Dataset entries on figures:
"""

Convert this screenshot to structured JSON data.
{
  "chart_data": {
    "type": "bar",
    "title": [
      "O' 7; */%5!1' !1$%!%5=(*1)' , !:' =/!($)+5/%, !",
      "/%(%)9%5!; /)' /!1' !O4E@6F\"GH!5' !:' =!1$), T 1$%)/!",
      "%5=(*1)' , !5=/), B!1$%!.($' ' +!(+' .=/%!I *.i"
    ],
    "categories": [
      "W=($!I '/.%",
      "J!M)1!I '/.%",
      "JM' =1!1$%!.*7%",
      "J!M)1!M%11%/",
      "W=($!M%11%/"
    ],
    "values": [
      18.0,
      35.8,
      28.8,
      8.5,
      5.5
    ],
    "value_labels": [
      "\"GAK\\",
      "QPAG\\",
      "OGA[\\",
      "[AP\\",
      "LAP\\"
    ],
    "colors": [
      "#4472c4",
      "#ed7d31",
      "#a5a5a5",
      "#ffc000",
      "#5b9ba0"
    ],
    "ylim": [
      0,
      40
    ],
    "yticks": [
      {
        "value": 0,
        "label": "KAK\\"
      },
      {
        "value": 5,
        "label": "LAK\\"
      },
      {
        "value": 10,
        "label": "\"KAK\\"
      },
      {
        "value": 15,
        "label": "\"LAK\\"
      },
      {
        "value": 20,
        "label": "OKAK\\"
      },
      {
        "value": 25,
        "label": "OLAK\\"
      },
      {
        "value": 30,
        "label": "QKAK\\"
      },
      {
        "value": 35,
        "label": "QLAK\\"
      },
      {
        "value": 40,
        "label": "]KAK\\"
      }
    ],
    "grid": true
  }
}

"""

What the exercise asks:
Your task is to repeat each line of the material exactly.

Written solution:
Convert this screenshot to structured JSON data.
{
  "chart_data": {
    "type": "bar",
    "title": [
      "O' 7; */%5!1' !1$%!%5=(*1)' , !:' =/!($)+5/%, !",
      "/%(%)9%5!; /)' /!1' !O4E@6F\"GH!5' !:' =!1$), T 1$%)/!",
      "%5=(*1)' , !5=/), B!1$%!.($' ' +!(+' .=/%!I *.i"
    ],
    "categories": [
      "W=($!I '/.%",
      "J!M)1!I '/.%",
      "JM' =1!1$%!.*7%",
      "J!M)1!M%11%/",
      "W=($!M%11%/"
    ],
    "values": [
      18.0,
      35.8,
      28.8,
      8.5,
      5.5
    ],
    "value_labels": [
      "\"GAK\\",
      "QPAG\\",
      "OGA[\\",
      "[AP\\",
      "LAP\\"
    ],
    "colors": [
      "#4472c4",
      "#ed7d31",
      "#a5a5a5",
      "#ffc000",
      "#5b9ba0"
    ],
    "ylim": [
      0,
      40
    ],
    "yticks": [
      {
        "value": 0,
        "label": "KAK\\"
      },
      {
        "value": 5,
        "label": "LAK\\"
      },
      {
        "value": 10,
        "label": "\"KAK\\"
      },
      {
        "value": 15,
        "label": "\"LAK\\"
      },
      {
        "value": 20,
        "label": "OKAK\\"
      },
      {
        "value": 25,
        "label": "OLAK\\"
      },
      {
        "value": 30,
        "label": "QKAK\\"
      },
      {
        "value": 35,
        "label": "QLAK\\"
      },
      {
        "value": 40,
        "label": "]KAK\\"
      }
    ],
    "grid": true
  }
}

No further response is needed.